Work to do
Seek out every line containing the word "личной", and copy each.
BEGIN Data supplied
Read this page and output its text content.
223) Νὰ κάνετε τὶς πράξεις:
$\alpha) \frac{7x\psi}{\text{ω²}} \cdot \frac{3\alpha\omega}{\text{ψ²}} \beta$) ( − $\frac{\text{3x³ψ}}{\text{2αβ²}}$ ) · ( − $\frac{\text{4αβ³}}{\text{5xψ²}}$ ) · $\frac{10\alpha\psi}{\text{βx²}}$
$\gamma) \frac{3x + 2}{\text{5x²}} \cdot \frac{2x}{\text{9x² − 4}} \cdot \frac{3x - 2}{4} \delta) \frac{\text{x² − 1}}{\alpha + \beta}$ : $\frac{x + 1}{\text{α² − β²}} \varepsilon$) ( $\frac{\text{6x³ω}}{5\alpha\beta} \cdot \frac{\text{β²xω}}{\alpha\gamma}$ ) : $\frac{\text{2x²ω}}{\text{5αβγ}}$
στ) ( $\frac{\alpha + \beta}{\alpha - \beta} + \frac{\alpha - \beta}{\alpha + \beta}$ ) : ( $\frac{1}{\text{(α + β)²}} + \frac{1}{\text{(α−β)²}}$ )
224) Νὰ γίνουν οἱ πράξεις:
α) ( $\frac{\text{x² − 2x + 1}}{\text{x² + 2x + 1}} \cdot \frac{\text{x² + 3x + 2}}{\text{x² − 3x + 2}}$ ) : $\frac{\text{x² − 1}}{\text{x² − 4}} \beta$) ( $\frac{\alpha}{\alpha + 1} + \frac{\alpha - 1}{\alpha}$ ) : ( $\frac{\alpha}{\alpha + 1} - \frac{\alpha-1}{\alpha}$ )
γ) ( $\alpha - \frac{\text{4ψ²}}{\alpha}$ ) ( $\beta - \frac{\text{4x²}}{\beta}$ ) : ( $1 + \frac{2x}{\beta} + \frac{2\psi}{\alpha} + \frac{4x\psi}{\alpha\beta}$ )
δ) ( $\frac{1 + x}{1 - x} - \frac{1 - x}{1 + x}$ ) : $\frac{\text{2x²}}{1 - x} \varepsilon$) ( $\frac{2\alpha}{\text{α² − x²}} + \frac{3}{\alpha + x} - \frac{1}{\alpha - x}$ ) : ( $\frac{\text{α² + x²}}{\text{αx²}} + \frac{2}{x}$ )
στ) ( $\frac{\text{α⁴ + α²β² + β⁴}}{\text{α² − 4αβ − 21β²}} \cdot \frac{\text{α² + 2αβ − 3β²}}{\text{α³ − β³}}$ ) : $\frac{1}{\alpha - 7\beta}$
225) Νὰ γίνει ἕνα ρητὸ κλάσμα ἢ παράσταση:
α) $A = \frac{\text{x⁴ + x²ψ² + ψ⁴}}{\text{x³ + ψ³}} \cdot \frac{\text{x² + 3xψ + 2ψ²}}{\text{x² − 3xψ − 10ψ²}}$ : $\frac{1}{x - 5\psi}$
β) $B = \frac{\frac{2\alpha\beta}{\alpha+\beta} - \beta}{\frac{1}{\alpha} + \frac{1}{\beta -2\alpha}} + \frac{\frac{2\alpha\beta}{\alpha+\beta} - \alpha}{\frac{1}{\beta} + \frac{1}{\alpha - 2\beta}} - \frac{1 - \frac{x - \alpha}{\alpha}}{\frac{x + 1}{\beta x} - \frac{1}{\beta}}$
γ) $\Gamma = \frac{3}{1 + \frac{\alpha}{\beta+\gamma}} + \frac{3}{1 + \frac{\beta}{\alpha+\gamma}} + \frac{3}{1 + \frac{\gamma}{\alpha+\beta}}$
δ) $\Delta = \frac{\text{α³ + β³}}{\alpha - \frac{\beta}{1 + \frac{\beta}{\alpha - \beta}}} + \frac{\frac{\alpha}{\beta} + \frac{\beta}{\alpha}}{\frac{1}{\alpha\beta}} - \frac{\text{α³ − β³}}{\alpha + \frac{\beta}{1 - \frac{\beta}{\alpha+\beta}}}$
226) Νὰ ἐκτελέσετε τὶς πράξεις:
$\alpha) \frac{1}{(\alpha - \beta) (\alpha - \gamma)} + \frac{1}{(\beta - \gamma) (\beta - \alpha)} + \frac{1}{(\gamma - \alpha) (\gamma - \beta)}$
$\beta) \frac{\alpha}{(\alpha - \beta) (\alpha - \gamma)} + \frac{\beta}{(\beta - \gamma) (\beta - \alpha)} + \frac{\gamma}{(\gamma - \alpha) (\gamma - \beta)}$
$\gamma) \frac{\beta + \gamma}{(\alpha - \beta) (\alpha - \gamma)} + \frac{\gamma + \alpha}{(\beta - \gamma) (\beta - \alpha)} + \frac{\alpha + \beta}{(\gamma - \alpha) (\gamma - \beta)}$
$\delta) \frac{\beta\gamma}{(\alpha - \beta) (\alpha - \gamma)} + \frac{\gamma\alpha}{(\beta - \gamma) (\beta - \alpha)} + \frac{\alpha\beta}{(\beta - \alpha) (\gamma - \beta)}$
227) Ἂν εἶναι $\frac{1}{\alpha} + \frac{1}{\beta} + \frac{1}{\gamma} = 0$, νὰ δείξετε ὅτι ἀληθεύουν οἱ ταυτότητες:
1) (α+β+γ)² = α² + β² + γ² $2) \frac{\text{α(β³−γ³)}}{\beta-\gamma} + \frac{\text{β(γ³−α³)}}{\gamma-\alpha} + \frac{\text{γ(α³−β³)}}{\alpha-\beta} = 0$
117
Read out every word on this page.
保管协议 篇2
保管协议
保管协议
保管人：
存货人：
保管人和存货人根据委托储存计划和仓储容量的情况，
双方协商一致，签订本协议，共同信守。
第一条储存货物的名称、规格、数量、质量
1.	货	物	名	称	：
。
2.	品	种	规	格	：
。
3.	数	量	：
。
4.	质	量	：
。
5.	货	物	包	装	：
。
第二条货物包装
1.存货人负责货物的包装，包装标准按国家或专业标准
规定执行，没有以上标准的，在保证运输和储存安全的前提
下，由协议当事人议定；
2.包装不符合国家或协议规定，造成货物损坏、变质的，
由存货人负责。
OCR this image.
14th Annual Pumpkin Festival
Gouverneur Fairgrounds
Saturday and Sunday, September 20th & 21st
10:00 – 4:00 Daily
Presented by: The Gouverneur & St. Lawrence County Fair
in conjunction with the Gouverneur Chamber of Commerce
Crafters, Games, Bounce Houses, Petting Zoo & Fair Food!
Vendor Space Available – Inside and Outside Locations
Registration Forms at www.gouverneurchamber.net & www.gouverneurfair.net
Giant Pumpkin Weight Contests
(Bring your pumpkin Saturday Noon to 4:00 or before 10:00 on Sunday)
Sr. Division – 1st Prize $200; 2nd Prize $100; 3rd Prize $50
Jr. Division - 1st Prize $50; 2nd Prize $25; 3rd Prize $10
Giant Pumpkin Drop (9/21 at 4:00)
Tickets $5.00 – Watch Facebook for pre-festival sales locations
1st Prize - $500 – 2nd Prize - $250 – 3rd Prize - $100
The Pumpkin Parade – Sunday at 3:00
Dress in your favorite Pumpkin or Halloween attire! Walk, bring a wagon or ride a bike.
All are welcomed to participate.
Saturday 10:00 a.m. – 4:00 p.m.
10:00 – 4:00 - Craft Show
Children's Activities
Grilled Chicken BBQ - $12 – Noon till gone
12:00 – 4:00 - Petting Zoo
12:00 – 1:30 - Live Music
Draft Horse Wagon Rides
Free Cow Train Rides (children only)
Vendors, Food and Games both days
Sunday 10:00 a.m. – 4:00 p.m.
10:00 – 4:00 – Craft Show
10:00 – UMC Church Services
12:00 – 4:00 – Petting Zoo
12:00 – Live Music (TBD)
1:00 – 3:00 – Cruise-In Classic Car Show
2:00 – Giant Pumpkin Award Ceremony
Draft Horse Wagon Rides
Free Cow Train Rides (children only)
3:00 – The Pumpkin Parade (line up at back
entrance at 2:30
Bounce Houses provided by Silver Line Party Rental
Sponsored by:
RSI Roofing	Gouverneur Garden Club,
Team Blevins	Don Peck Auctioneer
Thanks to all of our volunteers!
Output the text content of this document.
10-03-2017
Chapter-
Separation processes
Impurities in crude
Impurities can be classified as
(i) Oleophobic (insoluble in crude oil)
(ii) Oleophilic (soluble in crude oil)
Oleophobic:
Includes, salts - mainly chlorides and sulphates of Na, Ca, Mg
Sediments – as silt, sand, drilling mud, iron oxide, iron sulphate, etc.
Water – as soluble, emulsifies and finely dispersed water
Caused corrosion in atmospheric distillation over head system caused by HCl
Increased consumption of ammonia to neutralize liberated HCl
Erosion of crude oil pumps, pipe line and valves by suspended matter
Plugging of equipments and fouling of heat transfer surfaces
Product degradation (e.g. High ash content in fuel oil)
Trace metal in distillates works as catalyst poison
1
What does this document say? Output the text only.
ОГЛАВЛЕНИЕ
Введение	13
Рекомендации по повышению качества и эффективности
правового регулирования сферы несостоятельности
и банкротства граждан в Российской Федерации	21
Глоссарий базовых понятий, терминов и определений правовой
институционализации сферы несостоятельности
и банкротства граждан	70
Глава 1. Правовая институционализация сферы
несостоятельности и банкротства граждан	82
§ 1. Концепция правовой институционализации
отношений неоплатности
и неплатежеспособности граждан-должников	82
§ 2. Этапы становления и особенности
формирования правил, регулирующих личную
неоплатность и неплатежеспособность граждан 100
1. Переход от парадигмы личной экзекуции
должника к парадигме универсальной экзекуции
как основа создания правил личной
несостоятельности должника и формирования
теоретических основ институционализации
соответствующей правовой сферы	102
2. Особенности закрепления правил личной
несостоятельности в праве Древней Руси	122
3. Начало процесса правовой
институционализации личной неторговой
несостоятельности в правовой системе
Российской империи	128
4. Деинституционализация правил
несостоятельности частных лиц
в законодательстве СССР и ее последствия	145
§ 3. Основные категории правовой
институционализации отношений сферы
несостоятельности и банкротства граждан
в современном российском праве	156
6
END Data supplied
Final result
1. Переход от парадигмы личной экзекуции
как основа создания правил личной
2. Особенности закрепления правил личной
институционализации личной неторговой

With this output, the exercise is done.